Saved entries
┏━━
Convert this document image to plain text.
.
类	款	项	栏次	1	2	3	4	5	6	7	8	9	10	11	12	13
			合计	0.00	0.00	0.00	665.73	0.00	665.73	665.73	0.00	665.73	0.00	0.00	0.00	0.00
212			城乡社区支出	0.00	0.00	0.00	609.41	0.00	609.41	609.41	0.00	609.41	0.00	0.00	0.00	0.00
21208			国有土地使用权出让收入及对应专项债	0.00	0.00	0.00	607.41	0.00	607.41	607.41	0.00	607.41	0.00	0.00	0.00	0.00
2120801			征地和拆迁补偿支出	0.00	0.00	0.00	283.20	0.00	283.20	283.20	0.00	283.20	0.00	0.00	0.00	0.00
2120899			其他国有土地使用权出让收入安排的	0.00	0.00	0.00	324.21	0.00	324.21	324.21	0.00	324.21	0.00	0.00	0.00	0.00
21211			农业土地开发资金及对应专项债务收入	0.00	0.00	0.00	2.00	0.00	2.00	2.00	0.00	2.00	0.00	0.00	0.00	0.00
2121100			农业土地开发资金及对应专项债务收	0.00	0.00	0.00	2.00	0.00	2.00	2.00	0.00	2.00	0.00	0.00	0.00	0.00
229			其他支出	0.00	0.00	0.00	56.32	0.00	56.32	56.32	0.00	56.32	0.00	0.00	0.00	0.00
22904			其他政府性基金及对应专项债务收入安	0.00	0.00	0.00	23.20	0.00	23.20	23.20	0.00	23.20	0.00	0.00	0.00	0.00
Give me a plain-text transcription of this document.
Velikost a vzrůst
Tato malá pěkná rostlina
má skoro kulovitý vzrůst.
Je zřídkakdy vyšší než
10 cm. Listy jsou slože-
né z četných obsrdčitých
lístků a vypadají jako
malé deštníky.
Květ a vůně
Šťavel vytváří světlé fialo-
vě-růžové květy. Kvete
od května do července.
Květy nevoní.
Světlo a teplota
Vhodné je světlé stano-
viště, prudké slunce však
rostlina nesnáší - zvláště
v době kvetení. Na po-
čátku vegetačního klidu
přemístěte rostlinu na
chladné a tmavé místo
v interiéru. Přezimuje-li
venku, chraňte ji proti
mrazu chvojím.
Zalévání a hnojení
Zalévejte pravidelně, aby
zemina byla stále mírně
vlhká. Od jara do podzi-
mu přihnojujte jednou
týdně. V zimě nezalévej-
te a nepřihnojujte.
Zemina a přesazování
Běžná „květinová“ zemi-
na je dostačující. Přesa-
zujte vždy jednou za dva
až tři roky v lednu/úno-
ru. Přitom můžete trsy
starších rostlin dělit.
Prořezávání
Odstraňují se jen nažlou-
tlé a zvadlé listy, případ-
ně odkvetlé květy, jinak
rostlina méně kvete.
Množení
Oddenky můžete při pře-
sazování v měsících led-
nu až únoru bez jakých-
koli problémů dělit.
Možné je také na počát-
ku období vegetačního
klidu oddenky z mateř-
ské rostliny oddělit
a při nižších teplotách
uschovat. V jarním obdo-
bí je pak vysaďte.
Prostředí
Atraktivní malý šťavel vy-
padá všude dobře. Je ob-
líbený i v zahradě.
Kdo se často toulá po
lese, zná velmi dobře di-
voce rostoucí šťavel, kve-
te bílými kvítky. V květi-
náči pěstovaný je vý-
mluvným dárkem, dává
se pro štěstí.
┗━━
## Your objective
From the records above, please extract every line and repeat it exactly.

## Written response
Convert this document image to plain text.
.
类	款	项	栏次	1	2	3	4	5	6	7	8	9	10	11	12	13
			合计	0.00	0.00	0.00	665.73	0.00	665.73	665.73	0.00	665.73	0.00	0.00	0.00	0.00
212			城乡社区支出	0.00	0.00	0.00	609.41	0.00	609.41	609.41	0.00	609.41	0.00	0.00	0.00	0.00
21208			国有土地使用权出让收入及对应专项债	0.00	0.00	0.00	607.41	0.00	607.41	607.41	0.00	607.41	0.00	0.00	0.00	0.00
2120801			征地和拆迁补偿支出	0.00	0.00	0.00	283.20	0.00	283.20	283.20	0.00	283.20	0.00	0.00	0.00	0.00
2120899			其他国有土地使用权出让收入安排的	0.00	0.00	0.00	324.21	0.00	324.21	324.21	0.00	324.21	0.00	0.00	0.00	0.00
21211			农业土地开发资金及对应专项债务收入	0.00	0.00	0.00	2.00	0.00	2.00	2.00	0.00	2.00	0.00	0.00	0.00	0.00
2121100			农业土地开发资金及对应专项债务收	0.00	0.00	0.00	2.00	0.00	2.00	2.00	0.00	2.00	0.00	0.00	0.00	0.00
229			其他支出	0.00	0.00	0.00	56.32	0.00	56.32	56.32	0.00	56.32	0.00	0.00	0.00	0.00
22904			其他政府性基金及对应专项债务收入安	0.00	0.00	0.00	23.20	0.00	23.20	23.20	0.00	23.20	0.00	0.00	0.00	0.00
Give me a plain-text transcription of this document.
Velikost a vzrůst
Tato malá pěkná rostlina
má skoro kulovitý vzrůst.
Je zřídkakdy vyšší než
10 cm. Listy jsou slože-
né z četných obsrdčitých
lístků a vypadají jako
malé deštníky.
Květ a vůně
Šťavel vytváří světlé fialo-
vě-růžové květy. Kvete
od května do července.
Květy nevoní.
Světlo a teplota
Vhodné je světlé stano-
viště, prudké slunce však
rostlina nesnáší - zvláště
v době kvetení. Na po-
čátku vegetačního klidu
přemístěte rostlinu na
chladné a tmavé místo
v interiéru. Přezimuje-li
venku, chraňte ji proti
mrazu chvojím.
Zalévání a hnojení
Zalévejte pravidelně, aby
zemina byla stále mírně
vlhká. Od jara do podzi-
mu přihnojujte jednou
týdně. V zimě nezalévej-
te a nepřihnojujte.
Zemina a přesazování
Běžná „květinová“ zemi-
na je dostačující. Přesa-
zujte vždy jednou za dva
až tři roky v lednu/úno-
ru. Přitom můžete trsy
starších rostlin dělit.
Prořezávání
Odstraňují se jen nažlou-
tlé a zvadlé listy, případ-
ně odkvetlé květy, jinak
rostlina méně kvete.
Množení
Oddenky můžete při pře-
sazování v měsících led-
nu až únoru bez jakých-
koli problémů dělit.
Možné je také na počát-
ku období vegetačního
klidu oddenky z mateř-
ské rostliny oddělit
a při nižších teplotách
uschovat. V jarním obdo-
bí je pak vysaďte.
Prostředí
Atraktivní malý šťavel vy-
padá všude dobře. Je ob-
líbený i v zahradě.
Kdo se často toulá po
lese, zná velmi dobře di-
voce rostoucí šťavel, kve-
te bílými kvítky. V květi-
náči pěstovaný je vý-
mluvným dárkem, dává
se pro štěstí.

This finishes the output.